## [WHAT YOU HAVE TO DO]
Every line below that carries the word "cancer" needs to be copied.

## [RECORD SET]
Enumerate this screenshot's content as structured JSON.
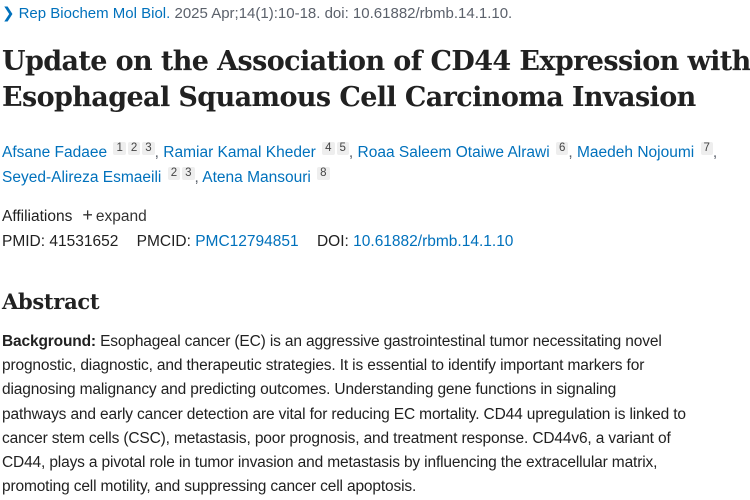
{
  "citation": {
    "chevron_icon": "chevron-right-icon",
    "journal": "Rep Biochem Mol Biol.",
    "details": " 2025 Apr;14(1):10-18. doi: 10.61882/rbmb.14.1.10."
  },
  "article": {
    "title_line1": "Update on the Association of CD44 Expression with",
    "title_line2": "Esophageal Squamous Cell Carcinoma Invasion"
  },
  "authors": [
    {
      "name": "Afsane Fadaee",
      "affiliations": [
        "1",
        "2",
        "3"
      ]
    },
    {
      "name": "Ramiar Kamal Kheder",
      "affiliations": [
        "4",
        "5"
      ]
    },
    {
      "name": "Roaa Saleem Otaiwe Alrawi",
      "affiliations": [
        "6"
      ]
    },
    {
      "name": "Maedeh Nojoumi",
      "affiliations": [
        "7"
      ]
    },
    {
      "name": "Seyed-Alireza Esmaeili",
      "affiliations": [
        "2",
        "3"
      ]
    },
    {
      "name": "Atena Mansouri",
      "affiliations": [
        "8"
      ]
    }
  ],
  "affiliations": {
    "label": "Affiliations",
    "expand_icon": "plus-icon",
    "expand_label": "expand"
  },
  "identifiers": {
    "pmid_label": "PMID:",
    "pmid": "41531652",
    "pmcid_label": "PMCID:",
    "pmcid": "PMC12794851",
    "doi_label": "DOI:",
    "doi": "10.61882/rbmb.14.1.10"
  },
  "abstract": {
    "heading": "Abstract",
    "background_label": "Background:",
    "lines": [
      " Esophageal cancer (EC) is an aggressive gastrointestinal tumor necessitating novel",
      "prognostic, diagnostic, and therapeutic strategies. It is essential to identify important markers for",
      "diagnosing malignancy and predicting outcomes. Understanding gene functions in signaling",
      "pathways and early cancer detection are vital for reducing EC mortality. CD44 upregulation is linked to",
      "cancer stem cells (CSC), metastasis, poor prognosis, and treatment response. CD44v6, a variant of",
      "CD44, plays a pivotal role in tumor invasion and metastasis by influencing the extracellular matrix,",
      "promoting cell motility, and suppressing cancer cell apoptosis."
    ]
  },
  "colors": {
    "link": "#0071bc",
    "text": "#212121",
    "muted": "#5b616b",
    "badge_bg": "#eeeeee"
  }
}
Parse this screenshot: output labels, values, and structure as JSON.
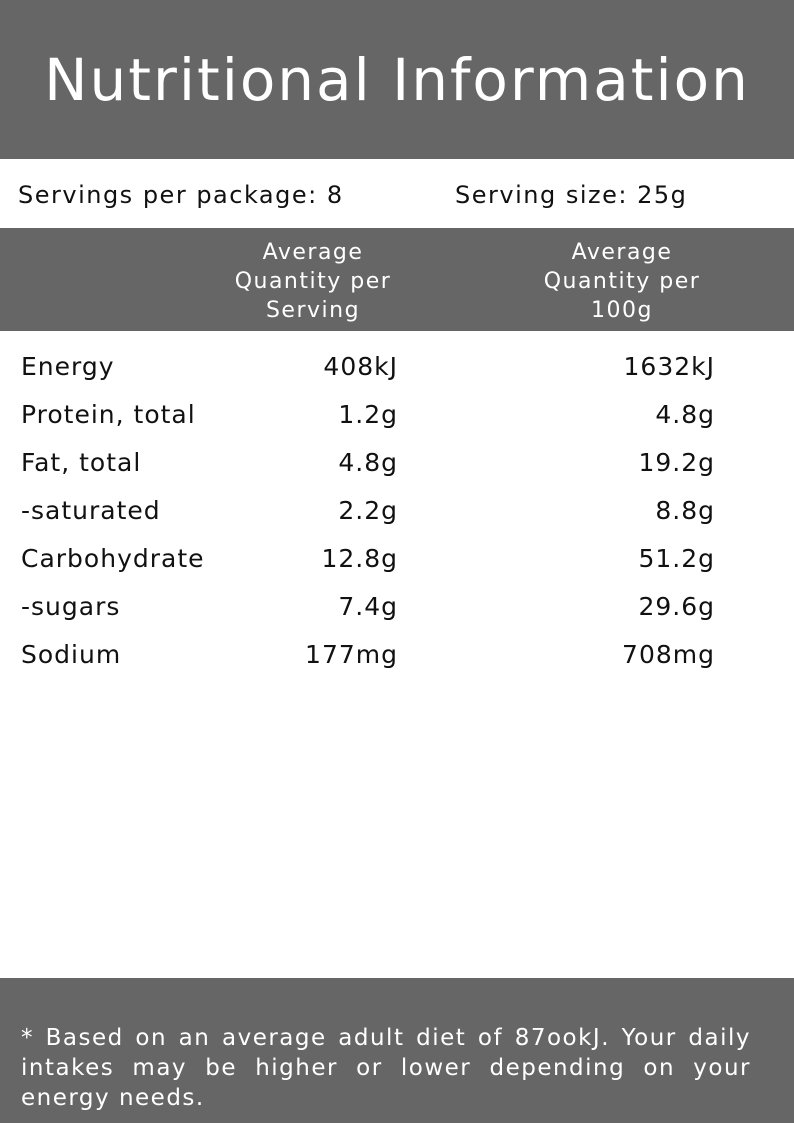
{
  "title": "Nutritional Information",
  "servings": {
    "per_package": "Servings per package: 8",
    "serving_size": "Serving size: 25g"
  },
  "columns": {
    "per_serving": [
      "Average",
      "Quantity per",
      "Serving"
    ],
    "per_100g": [
      "Average",
      "Quantity per",
      "100g"
    ]
  },
  "rows": [
    {
      "name": "Energy",
      "serving": "408kJ",
      "per100g": "1632kJ"
    },
    {
      "name": "Protein, total",
      "serving": "1.2g",
      "per100g": "4.8g"
    },
    {
      "name": "Fat, total",
      "serving": "4.8g",
      "per100g": "19.2g"
    },
    {
      "name": "-saturated",
      "serving": "2.2g",
      "per100g": "8.8g"
    },
    {
      "name": "Carbohydrate",
      "serving": "12.8g",
      "per100g": "51.2g"
    },
    {
      "name": "-sugars",
      "serving": "7.4g",
      "per100g": "29.6g"
    },
    {
      "name": "Sodium",
      "serving": "177mg",
      "per100g": "708mg"
    }
  ],
  "footnote": "* Based on an average adult diet of 87ookJ. Your daily intakes may be higher or lower depending on your energy needs.",
  "colors": {
    "band": "#666666",
    "band_text": "#ffffff",
    "body_text": "#111111"
  }
}
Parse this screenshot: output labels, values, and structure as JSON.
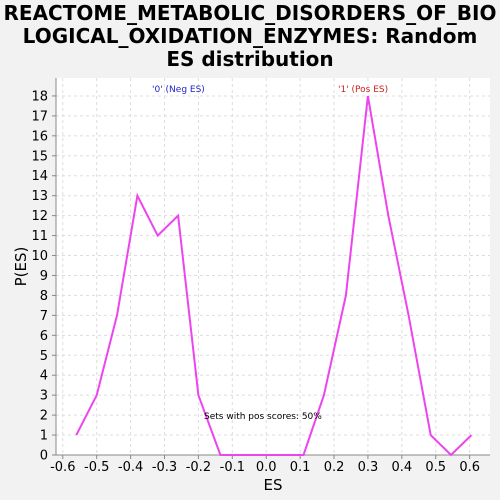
{
  "title_lines": [
    "REACTOME_METABOLIC_DISORDERS_OF_BIO",
    "LOGICAL_OXIDATION_ENZYMES: Random",
    "ES distribution"
  ],
  "colors": {
    "line": "#ee44ee",
    "neg": "#2222cc",
    "pos": "#cc2222",
    "grid": "#dddddd",
    "plot_bg": "#ffffff",
    "page_bg": "#f2f2f2"
  },
  "chart_data": {
    "type": "line",
    "title": "REACTOME_METABOLIC_DISORDERS_OF_BIOLOGICAL_OXIDATION_ENZYMES: Random ES distribution",
    "xlabel": "ES",
    "ylabel": "P(ES)",
    "xlim": [
      -0.62,
      0.66
    ],
    "ylim": [
      0,
      18.9
    ],
    "grid": true,
    "x_ticks": [
      "-0.6",
      "-0.5",
      "-0.4",
      "-0.3",
      "-0.2",
      "-0.1",
      "0.0",
      "0.1",
      "0.2",
      "0.3",
      "0.4",
      "0.5",
      "0.6"
    ],
    "y_ticks": [
      "0",
      "1",
      "2",
      "3",
      "4",
      "5",
      "6",
      "7",
      "8",
      "9",
      "10",
      "11",
      "12",
      "13",
      "14",
      "15",
      "16",
      "17",
      "18"
    ],
    "series": [
      {
        "x": [
          -0.56,
          -0.5,
          -0.44,
          -0.38,
          -0.32,
          -0.26,
          -0.2,
          -0.135,
          -0.075,
          -0.015,
          0.05,
          0.11,
          0.17,
          0.235,
          0.3,
          0.36,
          0.42,
          0.485,
          0.545,
          0.605
        ],
        "y": [
          1,
          3,
          7,
          13,
          11,
          12,
          3,
          0,
          0,
          0,
          0,
          0,
          3,
          8,
          18,
          12,
          7,
          1,
          0,
          1
        ]
      }
    ],
    "annotations": {
      "neg_label": "'0' (Neg ES)",
      "pos_label": "'1' (Pos ES)",
      "center_text": "Sets with pos scores: 50%"
    }
  }
}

## [RESPONSE TO THIS EXERCISE]
      " Esophageal cancer (EC) is an aggressive gastrointestinal tumor necessitating novel",
      "pathways and early cancer detection are vital for reducing EC mortality. CD44 upregulation is linked to",
      "cancer stem cells (CSC), metastasis, poor prognosis, and treatment response. CD44v6, a variant of",
      "promoting cell motility, and suppressing cancer cell apoptosis."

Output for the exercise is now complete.